§ **Written request**: How many lines of the records below contain the word "this"? Answer with the number alone.

§ **Records for the task**:

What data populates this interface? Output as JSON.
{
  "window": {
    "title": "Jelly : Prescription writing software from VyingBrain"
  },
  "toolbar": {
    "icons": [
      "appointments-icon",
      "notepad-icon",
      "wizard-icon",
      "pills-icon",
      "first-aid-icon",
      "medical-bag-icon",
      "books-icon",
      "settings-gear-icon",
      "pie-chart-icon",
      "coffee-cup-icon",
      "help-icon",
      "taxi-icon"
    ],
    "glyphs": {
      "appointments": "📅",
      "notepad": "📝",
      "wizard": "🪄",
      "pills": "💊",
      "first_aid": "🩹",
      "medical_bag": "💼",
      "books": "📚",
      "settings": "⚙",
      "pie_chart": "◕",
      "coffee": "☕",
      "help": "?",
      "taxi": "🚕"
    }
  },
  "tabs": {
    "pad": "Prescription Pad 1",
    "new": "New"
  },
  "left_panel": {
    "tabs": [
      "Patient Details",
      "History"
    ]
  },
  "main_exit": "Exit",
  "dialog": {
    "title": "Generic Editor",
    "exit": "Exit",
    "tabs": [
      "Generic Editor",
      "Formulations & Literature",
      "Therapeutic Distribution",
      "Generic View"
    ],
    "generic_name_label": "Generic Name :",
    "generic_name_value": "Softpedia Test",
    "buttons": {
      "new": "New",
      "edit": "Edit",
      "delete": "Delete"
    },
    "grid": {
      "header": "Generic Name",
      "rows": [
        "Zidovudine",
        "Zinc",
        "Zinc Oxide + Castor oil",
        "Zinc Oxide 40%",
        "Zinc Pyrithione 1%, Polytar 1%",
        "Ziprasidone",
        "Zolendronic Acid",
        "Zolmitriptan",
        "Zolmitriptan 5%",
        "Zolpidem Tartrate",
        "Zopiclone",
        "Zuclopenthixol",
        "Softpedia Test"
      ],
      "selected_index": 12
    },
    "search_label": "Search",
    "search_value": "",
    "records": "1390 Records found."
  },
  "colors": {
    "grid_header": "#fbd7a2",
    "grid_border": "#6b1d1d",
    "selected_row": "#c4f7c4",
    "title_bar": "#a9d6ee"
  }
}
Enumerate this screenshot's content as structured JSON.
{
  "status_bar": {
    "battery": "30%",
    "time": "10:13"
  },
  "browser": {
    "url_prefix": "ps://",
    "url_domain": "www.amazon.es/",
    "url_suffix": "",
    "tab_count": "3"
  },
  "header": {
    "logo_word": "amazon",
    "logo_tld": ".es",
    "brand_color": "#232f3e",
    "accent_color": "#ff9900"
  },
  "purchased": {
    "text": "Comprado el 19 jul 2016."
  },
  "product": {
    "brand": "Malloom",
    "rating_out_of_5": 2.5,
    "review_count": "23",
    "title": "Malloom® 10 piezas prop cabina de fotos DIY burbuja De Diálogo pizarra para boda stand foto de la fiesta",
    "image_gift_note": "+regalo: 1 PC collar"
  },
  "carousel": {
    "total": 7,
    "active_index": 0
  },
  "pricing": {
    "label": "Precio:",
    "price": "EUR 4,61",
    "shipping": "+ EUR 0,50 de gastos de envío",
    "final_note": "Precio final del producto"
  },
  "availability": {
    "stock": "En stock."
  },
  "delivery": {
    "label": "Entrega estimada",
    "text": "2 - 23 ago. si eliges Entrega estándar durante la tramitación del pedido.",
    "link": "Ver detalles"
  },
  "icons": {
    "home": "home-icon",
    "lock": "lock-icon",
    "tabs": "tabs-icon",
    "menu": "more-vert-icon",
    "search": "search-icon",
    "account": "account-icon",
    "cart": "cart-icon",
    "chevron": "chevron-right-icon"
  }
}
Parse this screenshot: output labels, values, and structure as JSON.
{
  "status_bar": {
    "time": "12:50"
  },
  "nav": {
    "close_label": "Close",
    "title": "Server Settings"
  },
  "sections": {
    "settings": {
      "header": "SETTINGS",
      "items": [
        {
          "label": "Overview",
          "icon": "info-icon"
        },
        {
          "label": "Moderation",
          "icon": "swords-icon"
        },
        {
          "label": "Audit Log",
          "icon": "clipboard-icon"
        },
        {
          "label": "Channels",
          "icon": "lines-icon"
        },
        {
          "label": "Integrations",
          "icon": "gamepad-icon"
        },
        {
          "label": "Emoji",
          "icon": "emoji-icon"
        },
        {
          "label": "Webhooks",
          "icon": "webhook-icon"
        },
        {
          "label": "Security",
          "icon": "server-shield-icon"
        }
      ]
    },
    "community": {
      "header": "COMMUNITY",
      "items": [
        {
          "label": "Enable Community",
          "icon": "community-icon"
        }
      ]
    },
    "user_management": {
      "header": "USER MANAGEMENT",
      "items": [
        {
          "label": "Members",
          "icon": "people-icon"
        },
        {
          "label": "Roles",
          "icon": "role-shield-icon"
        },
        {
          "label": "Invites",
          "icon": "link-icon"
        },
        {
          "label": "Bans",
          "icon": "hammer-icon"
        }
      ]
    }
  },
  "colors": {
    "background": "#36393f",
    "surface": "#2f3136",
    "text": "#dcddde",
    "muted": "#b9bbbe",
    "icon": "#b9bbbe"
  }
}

§ **Complete answer**: 3